[Records of where elements show up]
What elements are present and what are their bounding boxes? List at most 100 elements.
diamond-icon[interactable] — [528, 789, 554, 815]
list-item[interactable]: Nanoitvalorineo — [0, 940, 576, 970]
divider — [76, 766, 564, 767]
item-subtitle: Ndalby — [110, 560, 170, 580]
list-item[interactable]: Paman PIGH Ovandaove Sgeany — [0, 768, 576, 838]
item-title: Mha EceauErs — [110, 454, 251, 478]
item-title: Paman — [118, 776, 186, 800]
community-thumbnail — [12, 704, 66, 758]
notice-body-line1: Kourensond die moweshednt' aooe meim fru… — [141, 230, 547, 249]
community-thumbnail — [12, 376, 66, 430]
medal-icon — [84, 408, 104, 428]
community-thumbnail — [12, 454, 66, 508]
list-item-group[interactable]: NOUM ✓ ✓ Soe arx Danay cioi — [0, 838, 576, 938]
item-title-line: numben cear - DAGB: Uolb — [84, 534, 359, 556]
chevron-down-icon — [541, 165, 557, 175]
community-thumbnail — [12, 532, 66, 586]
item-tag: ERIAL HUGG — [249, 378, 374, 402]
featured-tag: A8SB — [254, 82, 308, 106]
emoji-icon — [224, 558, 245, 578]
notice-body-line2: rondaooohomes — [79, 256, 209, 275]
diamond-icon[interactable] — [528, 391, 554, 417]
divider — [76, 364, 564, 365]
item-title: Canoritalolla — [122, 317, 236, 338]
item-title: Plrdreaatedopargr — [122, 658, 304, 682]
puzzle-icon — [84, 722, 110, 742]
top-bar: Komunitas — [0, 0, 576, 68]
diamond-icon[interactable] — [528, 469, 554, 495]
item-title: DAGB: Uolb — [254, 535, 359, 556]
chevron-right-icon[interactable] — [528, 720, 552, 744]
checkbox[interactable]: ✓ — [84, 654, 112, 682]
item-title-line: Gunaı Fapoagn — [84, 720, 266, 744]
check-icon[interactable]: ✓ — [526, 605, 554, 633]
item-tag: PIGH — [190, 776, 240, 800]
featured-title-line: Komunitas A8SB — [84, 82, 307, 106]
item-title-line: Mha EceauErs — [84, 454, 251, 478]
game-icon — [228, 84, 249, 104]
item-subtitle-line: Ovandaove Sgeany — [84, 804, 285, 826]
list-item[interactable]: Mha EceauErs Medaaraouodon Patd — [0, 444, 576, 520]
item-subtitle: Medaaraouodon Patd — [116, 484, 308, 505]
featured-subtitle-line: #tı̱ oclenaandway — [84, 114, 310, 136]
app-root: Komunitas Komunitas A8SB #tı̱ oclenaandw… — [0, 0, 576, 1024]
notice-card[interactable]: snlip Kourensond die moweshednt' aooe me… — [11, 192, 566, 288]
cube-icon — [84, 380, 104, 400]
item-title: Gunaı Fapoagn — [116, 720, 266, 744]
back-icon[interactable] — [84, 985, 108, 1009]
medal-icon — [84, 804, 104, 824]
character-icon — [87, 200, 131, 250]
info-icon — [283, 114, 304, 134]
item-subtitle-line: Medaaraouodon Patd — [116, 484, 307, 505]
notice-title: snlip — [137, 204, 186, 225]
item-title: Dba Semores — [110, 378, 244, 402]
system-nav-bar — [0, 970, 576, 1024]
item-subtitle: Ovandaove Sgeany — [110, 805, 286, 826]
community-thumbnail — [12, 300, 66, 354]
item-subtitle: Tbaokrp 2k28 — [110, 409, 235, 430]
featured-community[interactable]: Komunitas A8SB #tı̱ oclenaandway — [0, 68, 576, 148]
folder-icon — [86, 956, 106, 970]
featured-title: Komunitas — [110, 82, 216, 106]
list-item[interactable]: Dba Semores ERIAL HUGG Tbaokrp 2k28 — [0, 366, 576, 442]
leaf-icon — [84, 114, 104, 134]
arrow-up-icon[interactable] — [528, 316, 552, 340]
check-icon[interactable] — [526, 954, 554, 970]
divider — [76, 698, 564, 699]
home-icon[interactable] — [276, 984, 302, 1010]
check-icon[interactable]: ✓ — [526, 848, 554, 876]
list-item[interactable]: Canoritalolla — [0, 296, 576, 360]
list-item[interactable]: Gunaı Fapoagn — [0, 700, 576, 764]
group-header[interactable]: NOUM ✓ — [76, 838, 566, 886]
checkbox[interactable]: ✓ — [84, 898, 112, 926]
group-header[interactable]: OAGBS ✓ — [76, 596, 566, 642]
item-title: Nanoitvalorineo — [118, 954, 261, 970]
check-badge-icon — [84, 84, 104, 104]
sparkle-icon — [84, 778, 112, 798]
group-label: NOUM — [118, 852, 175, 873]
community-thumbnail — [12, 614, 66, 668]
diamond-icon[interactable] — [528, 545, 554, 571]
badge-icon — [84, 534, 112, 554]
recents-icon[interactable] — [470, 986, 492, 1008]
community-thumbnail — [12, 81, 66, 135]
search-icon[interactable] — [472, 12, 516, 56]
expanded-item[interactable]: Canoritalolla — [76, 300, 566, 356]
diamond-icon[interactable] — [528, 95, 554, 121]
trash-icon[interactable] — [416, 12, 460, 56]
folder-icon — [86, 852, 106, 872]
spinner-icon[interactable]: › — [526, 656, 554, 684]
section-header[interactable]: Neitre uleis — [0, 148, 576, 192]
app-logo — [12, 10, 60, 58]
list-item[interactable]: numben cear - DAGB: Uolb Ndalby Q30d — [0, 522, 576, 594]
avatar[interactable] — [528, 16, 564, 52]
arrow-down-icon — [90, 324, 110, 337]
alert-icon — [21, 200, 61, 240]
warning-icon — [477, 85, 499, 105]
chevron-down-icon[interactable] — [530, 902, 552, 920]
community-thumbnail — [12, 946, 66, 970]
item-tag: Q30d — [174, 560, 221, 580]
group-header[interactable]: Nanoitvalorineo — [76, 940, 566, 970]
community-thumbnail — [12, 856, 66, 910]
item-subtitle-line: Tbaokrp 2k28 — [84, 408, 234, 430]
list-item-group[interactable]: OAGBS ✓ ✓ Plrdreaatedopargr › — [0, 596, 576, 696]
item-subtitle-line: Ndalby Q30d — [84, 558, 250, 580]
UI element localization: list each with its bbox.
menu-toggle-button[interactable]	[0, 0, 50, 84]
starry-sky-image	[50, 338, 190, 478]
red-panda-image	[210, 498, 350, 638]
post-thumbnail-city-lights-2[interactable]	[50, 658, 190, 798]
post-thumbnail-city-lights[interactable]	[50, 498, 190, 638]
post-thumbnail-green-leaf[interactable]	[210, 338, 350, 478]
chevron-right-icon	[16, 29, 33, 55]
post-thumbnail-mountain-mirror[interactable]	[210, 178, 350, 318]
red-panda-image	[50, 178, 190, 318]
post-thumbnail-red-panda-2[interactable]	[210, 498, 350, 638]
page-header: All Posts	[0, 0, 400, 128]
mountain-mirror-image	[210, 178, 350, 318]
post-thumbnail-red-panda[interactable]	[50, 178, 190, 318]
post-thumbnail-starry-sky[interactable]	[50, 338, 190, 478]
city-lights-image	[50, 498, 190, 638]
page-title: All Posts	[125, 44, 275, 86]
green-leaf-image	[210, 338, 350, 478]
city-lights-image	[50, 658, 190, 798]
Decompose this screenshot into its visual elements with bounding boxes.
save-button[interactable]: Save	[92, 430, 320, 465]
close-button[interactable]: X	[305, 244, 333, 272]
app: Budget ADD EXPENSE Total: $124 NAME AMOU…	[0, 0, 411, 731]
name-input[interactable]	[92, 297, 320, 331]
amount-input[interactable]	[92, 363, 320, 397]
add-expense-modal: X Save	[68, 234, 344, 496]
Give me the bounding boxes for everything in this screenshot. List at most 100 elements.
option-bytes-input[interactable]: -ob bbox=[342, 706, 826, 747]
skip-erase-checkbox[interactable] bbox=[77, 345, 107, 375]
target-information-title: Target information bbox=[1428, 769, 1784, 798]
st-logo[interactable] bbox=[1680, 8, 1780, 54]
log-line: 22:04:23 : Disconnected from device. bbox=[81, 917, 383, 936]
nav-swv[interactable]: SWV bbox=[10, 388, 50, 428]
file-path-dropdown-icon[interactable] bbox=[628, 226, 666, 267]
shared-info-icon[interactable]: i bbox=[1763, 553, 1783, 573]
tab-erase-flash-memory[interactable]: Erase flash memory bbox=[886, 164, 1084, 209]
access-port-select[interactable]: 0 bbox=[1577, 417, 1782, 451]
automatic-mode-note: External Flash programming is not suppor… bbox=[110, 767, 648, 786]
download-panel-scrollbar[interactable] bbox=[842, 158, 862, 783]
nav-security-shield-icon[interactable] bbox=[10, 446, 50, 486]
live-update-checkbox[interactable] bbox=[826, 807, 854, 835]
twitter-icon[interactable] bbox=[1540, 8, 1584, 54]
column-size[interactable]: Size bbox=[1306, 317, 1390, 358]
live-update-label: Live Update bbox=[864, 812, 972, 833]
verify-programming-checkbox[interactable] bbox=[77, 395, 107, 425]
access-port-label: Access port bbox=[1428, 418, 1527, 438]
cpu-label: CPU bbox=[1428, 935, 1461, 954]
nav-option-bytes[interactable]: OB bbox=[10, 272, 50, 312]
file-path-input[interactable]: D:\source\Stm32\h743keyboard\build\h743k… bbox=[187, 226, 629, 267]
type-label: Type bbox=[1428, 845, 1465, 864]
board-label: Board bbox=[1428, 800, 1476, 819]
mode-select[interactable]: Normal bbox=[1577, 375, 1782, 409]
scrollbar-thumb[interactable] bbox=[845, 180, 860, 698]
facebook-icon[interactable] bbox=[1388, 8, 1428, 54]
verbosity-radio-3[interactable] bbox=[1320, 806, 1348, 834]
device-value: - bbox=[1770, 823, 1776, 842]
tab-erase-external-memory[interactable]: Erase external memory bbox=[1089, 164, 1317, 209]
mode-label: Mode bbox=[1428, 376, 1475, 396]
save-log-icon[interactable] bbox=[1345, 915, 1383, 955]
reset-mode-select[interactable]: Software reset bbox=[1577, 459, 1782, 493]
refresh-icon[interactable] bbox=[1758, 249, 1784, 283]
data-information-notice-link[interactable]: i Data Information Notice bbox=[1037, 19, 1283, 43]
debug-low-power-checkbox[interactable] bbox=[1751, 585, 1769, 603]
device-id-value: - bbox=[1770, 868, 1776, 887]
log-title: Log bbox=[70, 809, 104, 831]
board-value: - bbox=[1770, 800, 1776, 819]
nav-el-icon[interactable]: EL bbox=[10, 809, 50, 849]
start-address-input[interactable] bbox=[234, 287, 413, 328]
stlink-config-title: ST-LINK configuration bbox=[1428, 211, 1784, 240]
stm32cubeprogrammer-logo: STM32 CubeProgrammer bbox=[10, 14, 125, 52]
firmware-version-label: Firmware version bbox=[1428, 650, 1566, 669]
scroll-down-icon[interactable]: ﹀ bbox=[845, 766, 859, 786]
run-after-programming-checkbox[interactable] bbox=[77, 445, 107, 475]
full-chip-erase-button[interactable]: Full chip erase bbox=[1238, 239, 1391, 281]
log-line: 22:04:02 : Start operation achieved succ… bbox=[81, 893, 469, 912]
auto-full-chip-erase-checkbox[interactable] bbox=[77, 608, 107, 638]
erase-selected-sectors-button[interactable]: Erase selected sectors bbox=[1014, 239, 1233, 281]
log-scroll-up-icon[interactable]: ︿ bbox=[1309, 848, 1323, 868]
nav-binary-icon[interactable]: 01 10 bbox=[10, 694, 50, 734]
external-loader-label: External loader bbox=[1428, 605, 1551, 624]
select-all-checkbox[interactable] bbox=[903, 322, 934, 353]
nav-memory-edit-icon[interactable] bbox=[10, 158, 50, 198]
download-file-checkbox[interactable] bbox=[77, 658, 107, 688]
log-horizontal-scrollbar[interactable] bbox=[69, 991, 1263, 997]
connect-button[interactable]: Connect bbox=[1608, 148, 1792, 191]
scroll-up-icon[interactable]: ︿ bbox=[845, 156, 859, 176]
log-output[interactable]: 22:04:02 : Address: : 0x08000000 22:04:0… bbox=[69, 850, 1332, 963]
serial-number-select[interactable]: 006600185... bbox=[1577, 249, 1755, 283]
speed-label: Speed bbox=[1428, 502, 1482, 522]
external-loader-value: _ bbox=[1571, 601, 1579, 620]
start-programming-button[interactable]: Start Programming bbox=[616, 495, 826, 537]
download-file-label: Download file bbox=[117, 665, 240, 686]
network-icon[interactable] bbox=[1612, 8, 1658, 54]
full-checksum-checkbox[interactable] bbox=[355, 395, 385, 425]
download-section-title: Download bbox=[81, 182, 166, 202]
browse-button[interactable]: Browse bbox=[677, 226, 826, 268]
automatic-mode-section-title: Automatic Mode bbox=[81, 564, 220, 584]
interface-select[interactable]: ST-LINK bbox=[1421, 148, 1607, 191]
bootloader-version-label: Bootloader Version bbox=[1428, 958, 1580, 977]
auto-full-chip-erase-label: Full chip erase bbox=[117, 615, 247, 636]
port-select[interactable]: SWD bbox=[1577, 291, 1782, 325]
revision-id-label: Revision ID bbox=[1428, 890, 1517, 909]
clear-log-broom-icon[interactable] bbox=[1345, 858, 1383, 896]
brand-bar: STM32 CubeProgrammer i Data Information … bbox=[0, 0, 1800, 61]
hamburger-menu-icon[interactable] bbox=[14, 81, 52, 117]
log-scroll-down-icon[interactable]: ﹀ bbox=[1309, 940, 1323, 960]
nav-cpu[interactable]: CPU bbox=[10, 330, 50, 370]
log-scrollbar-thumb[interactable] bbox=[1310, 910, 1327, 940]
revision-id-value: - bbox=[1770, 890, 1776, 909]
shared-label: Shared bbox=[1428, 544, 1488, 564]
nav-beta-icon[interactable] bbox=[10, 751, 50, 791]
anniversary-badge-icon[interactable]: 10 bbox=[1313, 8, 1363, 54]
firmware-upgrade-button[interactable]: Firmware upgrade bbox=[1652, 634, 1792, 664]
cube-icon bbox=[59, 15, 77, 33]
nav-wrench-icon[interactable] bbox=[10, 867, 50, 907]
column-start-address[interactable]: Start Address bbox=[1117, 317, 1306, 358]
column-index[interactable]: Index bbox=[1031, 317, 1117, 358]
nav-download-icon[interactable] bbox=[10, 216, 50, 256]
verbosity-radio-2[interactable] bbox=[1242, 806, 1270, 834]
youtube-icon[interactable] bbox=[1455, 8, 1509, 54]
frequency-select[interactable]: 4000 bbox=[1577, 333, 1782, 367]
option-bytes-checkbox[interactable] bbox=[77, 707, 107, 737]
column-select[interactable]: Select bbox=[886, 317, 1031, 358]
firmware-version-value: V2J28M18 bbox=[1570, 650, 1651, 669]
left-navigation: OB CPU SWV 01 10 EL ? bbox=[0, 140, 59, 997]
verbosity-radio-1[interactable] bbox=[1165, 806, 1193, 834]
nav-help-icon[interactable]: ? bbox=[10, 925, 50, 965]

__Prompt__
Convert the material, from its first line through the line containing "list-item-group[interactable]: NOUM ✓", into a Markdown table with the columns Row and Material line. Give each line its own numbered row and omit any blank lines.

__Reply__
| Row | Material line |
|---|---|
| 1 | What elements are present and what are their bounding boxes? List at most 100 elements. |
| 2 | diamond-icon[interactable] — [528, 789, 554, 815] |
| 3 | list-item[interactable]: Nanoitvalorineo — [0, 940, 576, 970] |
| 4 | divider — [76, 766, 564, 767] |
| 5 | item-subtitle: Ndalby — [110, 560, 170, 580] |
| 6 | list-item[interactable]: Paman PIGH Ovandaove Sgeany — [0, 768, 576, 838] |
| 7 | item-title: Mha EceauErs — [110, 454, 251, 478] |
| 8 | item-title: Paman — [118, 776, 186, 800] |
| 9 | community-thumbnail — [12, 704, 66, 758] |
| 10 | notice-body-line1: Kourensond die moweshednt' aooe meim fru… — [141, 230, 547, 249] |
| 11 | community-thumbnail — [12, 376, 66, 430] |
| 12 | medal-icon — [84, 408, 104, 428] |
| 13 | community-thumbnail — [12, 454, 66, 508] |
| 14 | list-item-group[interactable]: NOUM ✓ ✓ Soe arx Danay cioi — [0, 838, 576, 938] |